* [Given request]: Output the records. Match them exactly.

* * * * * * * * *

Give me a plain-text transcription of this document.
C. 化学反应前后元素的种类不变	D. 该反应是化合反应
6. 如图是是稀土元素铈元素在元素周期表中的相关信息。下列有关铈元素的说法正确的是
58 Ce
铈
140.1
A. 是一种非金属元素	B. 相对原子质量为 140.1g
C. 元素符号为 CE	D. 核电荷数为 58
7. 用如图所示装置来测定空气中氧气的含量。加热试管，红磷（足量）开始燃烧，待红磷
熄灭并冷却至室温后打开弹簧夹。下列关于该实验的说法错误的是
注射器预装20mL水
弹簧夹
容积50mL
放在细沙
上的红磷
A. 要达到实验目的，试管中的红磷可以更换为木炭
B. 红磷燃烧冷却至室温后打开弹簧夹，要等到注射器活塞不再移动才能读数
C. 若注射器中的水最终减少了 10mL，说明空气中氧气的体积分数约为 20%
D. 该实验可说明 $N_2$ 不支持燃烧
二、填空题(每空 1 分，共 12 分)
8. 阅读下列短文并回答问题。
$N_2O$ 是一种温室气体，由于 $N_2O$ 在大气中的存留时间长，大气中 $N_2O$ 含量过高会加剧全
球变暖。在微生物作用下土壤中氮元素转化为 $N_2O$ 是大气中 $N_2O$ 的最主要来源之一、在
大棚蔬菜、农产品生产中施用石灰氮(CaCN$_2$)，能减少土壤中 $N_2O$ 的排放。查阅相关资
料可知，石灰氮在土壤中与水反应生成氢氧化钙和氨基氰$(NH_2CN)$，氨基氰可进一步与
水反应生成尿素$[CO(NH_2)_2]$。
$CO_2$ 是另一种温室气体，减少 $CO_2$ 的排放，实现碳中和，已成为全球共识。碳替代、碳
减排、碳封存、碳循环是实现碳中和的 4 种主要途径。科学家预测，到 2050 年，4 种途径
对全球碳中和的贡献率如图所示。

* * * * * * * * *

* [Exercise solution]:
Give me a plain-text transcription of this document.
C. 化学反应前后元素的种类不变	D. 该反应是化合反应
6. 如图是是稀土元素铈元素在元素周期表中的相关信息。下列有关铈元素的说法正确的是
58 Ce
铈
140.1
A. 是一种非金属元素	B. 相对原子质量为 140.1g
C. 元素符号为 CE	D. 核电荷数为 58
7. 用如图所示装置来测定空气中氧气的含量。加热试管，红磷（足量）开始燃烧，待红磷
熄灭并冷却至室温后打开弹簧夹。下列关于该实验的说法错误的是
注射器预装20mL水
弹簧夹
容积50mL
放在细沙
上的红磷
A. 要达到实验目的，试管中的红磷可以更换为木炭
B. 红磷燃烧冷却至室温后打开弹簧夹，要等到注射器活塞不再移动才能读数
C. 若注射器中的水最终减少了 10mL，说明空气中氧气的体积分数约为 20%
D. 该实验可说明 $N_2$ 不支持燃烧
二、填空题(每空 1 分，共 12 分)
8. 阅读下列短文并回答问题。
$N_2O$ 是一种温室气体，由于 $N_2O$ 在大气中的存留时间长，大气中 $N_2O$ 含量过高会加剧全
球变暖。在微生物作用下土壤中氮元素转化为 $N_2O$ 是大气中 $N_2O$ 的最主要来源之一、在
大棚蔬菜、农产品生产中施用石灰氮(CaCN$_2$)，能减少土壤中 $N_2O$ 的排放。查阅相关资
料可知，石灰氮在土壤中与水反应生成氢氧化钙和氨基氰$(NH_2CN)$，氨基氰可进一步与
水反应生成尿素$[CO(NH_2)_2]$。
$CO_2$ 是另一种温室气体，减少 $CO_2$ 的排放，实现碳中和，已成为全球共识。碳替代、碳
减排、碳封存、碳循环是实现碳中和的 4 种主要途径。科学家预测，到 2050 年，4 种途径
对全球碳中和的贡献率如图所示。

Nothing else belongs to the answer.